◆ **SET TASK**
Reproduce exactly the entries from the "Transcribe this image's" line to the end. Skip all pictures.

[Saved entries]
*****

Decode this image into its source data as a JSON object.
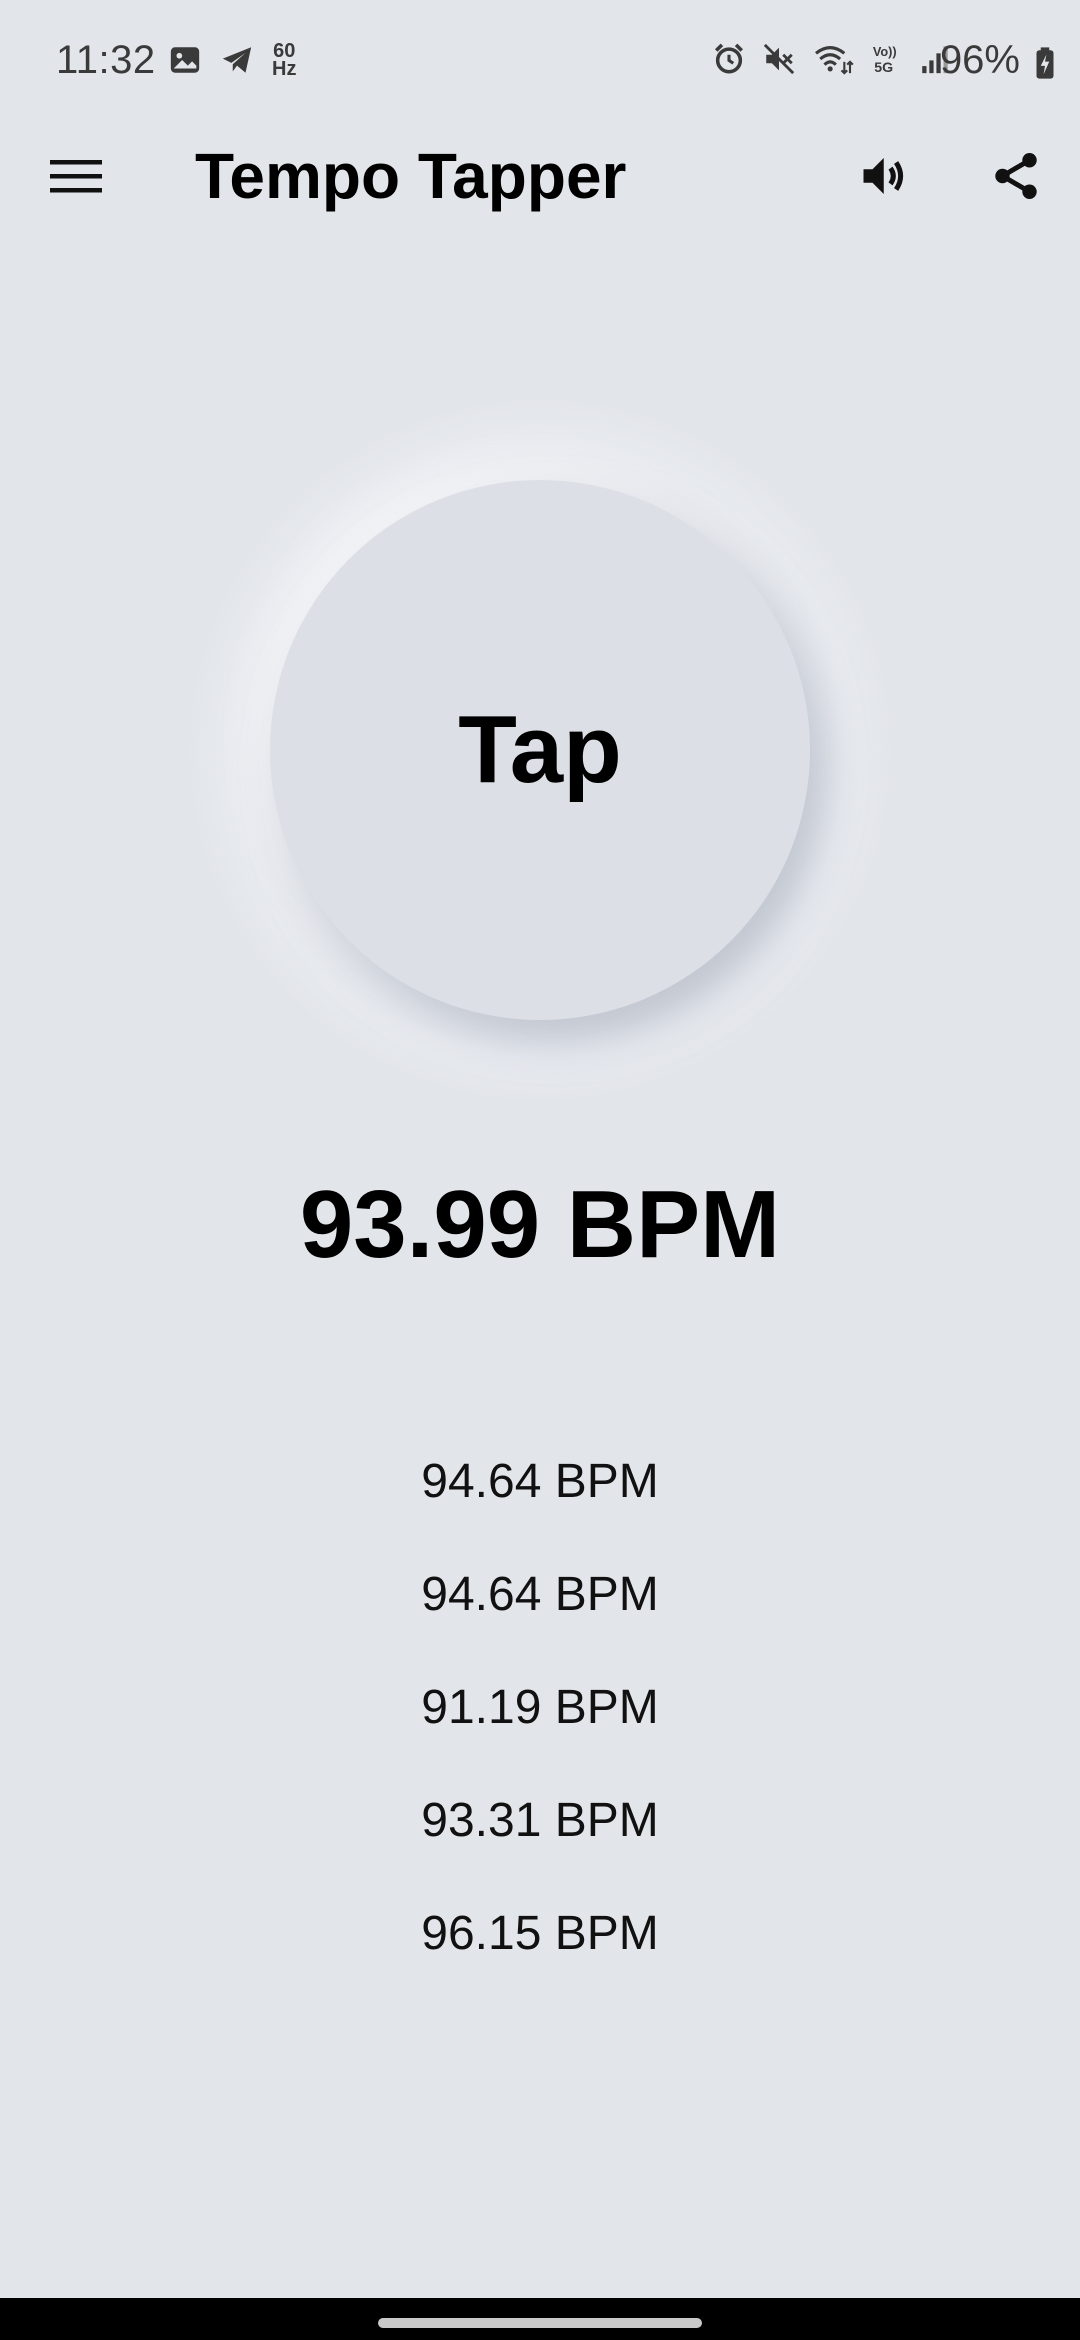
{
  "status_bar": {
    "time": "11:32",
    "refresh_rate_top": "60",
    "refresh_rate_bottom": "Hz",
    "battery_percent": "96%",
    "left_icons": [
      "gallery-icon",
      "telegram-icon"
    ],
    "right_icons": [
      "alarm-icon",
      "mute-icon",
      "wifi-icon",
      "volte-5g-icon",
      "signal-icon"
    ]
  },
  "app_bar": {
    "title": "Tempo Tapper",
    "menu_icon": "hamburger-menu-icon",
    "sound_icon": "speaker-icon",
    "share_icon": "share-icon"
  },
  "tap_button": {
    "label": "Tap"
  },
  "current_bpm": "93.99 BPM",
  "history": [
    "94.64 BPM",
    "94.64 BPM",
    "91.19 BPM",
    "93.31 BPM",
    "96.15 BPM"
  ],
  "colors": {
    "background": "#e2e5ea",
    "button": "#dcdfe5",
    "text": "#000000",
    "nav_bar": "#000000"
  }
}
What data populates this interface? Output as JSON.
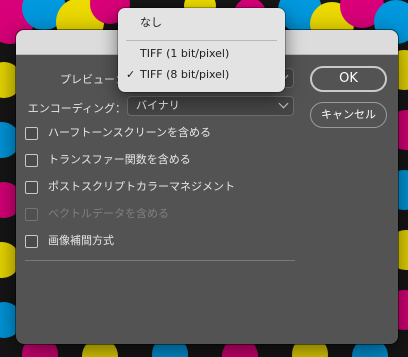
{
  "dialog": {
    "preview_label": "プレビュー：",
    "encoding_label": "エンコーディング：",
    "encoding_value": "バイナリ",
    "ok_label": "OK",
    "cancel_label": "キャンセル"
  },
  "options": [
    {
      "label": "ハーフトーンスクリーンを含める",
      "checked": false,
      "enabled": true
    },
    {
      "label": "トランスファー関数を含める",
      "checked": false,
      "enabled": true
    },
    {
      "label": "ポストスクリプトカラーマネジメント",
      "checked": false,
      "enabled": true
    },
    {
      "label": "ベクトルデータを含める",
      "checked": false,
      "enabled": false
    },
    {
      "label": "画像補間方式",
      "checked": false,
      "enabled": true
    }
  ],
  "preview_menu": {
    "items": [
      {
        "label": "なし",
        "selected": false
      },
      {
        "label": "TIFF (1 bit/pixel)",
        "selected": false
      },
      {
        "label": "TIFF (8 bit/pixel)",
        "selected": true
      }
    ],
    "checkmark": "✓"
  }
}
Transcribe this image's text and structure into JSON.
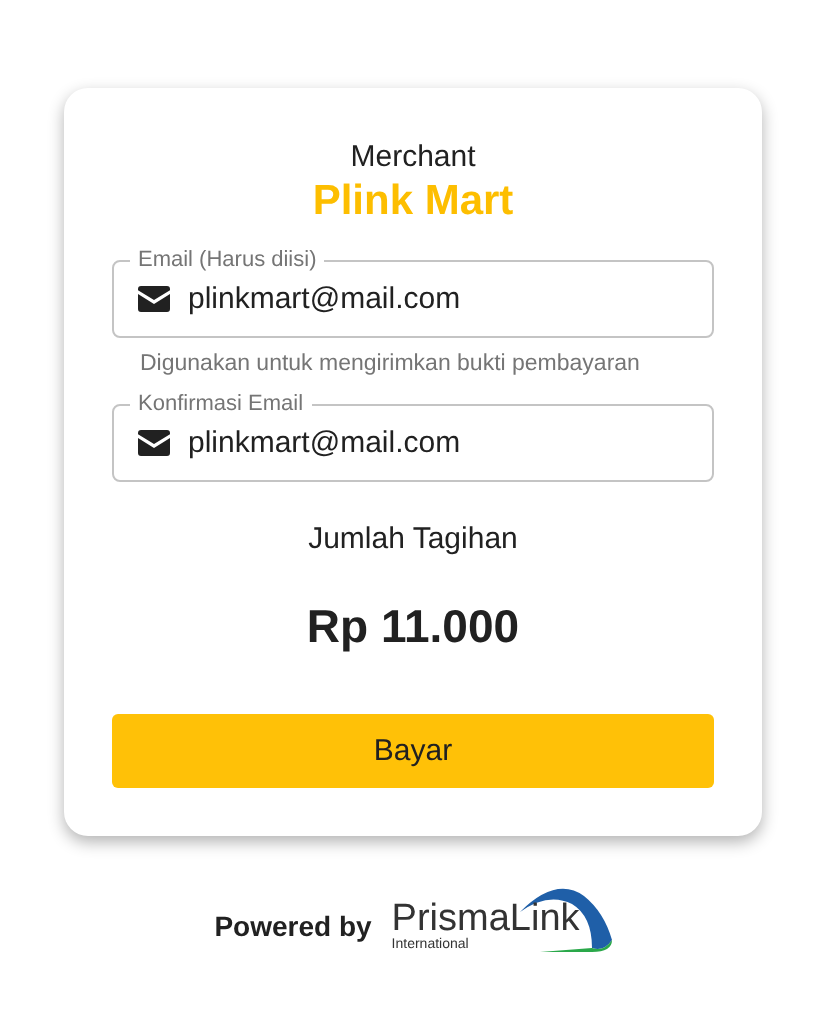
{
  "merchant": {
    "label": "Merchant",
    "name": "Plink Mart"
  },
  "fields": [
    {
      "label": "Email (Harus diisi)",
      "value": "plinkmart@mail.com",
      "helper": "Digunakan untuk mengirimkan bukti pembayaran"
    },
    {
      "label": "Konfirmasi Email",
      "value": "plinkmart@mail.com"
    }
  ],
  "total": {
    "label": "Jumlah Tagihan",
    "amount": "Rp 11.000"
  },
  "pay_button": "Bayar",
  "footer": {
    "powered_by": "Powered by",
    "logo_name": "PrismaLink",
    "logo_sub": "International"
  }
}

*****

◆ **EXERCISE ANSWER**
Transcribe this image's text and structure into JSON.
{
  "merchant": {
    "label": "Merchant",
    "name": "Plink Mart"
  },
  "fields": [
    {
      "label": "Email (Harus diisi)",
      "value": "plinkmart@mail.com",
      "helper": "Digunakan untuk mengirimkan bukti pembayaran"
    },
    {
      "label": "Konfirmasi Email",
      "value": "plinkmart@mail.com"
    }
  ],
  "total": {
    "label": "Jumlah Tagihan",
    "amount": "Rp 11.000"
  },
  "pay_button": "Bayar",
  "footer": {
    "powered_by": "Powered by",
    "logo_name": "PrismaLink",
    "logo_sub": "International"
  }
}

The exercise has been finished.